§ **GIVEN TASK**
Find the lines of data that contain the string "practicing", then list them.
>> begin DATASET RECORDS
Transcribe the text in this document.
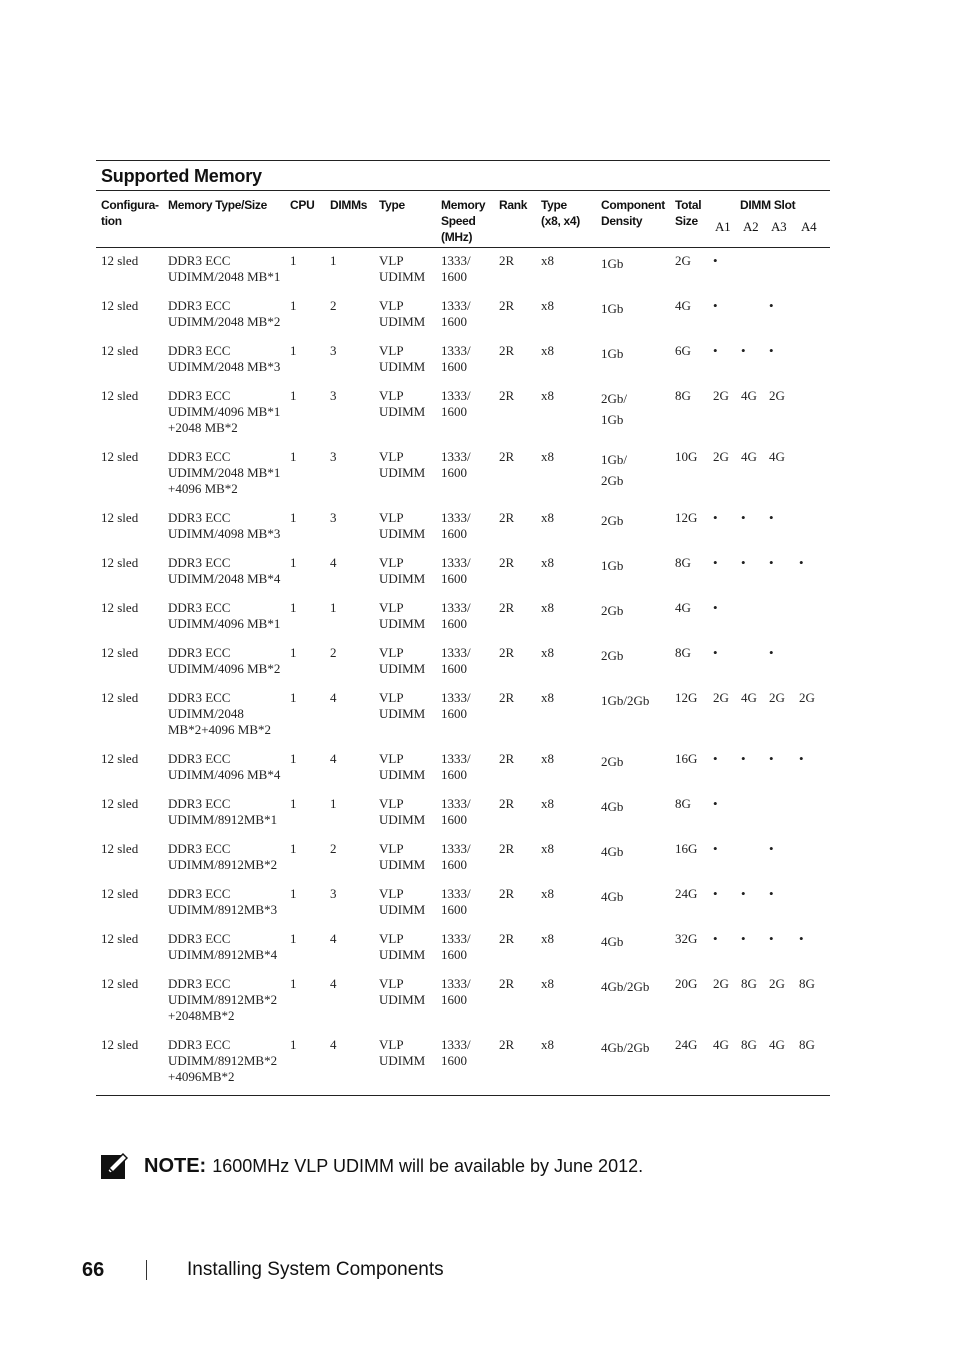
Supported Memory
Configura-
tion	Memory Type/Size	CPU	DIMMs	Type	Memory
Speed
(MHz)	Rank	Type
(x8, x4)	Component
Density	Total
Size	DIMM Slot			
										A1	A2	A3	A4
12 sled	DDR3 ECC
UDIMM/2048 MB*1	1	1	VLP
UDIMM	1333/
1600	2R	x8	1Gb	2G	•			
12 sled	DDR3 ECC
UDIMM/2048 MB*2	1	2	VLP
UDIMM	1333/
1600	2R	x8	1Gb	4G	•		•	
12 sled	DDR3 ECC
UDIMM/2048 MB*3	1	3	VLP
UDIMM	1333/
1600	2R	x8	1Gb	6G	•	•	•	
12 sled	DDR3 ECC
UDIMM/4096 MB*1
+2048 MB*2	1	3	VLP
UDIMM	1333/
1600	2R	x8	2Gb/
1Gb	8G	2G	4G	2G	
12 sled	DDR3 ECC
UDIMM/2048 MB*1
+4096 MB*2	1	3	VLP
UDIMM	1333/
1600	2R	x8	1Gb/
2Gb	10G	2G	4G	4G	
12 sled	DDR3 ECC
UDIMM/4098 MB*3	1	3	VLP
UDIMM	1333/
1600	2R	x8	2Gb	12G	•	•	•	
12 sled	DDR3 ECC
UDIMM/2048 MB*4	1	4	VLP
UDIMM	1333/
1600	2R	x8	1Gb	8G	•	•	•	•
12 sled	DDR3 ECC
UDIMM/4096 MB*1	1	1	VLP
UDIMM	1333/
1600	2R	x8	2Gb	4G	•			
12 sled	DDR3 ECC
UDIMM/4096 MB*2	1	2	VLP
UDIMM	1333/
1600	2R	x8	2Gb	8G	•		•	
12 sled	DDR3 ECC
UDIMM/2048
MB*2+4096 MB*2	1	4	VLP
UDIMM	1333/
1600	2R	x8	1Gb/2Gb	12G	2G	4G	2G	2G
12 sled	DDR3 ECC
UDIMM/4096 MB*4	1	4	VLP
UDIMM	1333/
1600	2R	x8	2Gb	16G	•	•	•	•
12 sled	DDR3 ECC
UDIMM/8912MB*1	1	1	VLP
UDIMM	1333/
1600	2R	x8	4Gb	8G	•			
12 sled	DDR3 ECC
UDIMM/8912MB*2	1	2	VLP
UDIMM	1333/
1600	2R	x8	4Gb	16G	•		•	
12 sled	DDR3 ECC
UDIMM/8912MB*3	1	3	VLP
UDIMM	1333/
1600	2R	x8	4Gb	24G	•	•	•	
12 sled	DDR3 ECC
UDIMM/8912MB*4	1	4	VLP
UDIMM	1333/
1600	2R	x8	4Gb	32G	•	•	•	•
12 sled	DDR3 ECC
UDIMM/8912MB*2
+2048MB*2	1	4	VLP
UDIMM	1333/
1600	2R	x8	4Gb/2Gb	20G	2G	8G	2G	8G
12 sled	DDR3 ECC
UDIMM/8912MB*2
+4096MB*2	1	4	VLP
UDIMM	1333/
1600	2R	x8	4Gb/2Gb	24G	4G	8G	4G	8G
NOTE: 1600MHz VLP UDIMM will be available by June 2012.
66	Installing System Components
>> end DATASET RECORDS
>> begin DATASET RECORDS
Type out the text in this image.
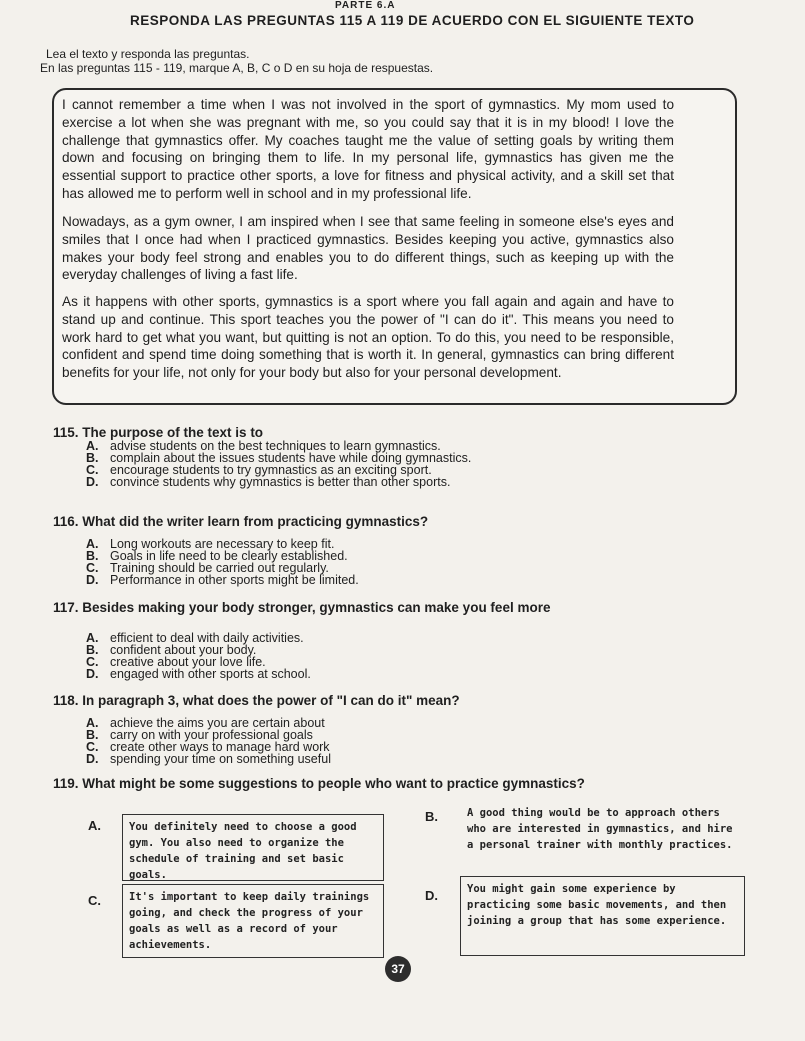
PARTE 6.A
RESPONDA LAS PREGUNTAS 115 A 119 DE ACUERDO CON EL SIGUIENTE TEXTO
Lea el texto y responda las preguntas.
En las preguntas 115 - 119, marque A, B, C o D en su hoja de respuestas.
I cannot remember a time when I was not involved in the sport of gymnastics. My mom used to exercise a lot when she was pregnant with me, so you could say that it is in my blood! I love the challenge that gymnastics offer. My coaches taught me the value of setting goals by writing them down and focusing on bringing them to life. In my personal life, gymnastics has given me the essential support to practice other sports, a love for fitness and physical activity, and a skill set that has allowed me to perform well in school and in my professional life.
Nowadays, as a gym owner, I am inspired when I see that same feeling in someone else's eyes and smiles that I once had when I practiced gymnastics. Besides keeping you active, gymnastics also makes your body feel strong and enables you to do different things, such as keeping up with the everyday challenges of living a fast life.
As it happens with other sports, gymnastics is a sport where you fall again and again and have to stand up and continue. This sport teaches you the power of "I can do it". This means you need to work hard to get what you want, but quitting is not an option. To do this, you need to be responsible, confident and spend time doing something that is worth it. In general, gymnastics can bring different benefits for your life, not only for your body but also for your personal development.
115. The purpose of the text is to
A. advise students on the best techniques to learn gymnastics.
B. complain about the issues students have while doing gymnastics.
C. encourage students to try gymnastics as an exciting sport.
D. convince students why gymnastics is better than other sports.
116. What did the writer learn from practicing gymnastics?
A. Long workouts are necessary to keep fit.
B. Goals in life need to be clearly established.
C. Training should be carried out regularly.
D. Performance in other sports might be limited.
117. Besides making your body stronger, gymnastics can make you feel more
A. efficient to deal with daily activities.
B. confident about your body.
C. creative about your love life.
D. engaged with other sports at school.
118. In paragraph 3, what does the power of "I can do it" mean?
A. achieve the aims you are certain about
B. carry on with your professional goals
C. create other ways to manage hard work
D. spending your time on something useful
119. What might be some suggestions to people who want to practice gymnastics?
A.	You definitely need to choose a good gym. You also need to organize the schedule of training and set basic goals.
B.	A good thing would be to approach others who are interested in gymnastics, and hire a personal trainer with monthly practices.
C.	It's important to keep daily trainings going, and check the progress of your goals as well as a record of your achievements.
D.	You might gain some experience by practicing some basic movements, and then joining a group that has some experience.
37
>> end DATASET RECORDS
§ **TASK OUTPUT**
116. What did the writer learn from practicing gymnastics?
D.	You might gain some experience by practicing some basic movements, and then joining a group that has some experience.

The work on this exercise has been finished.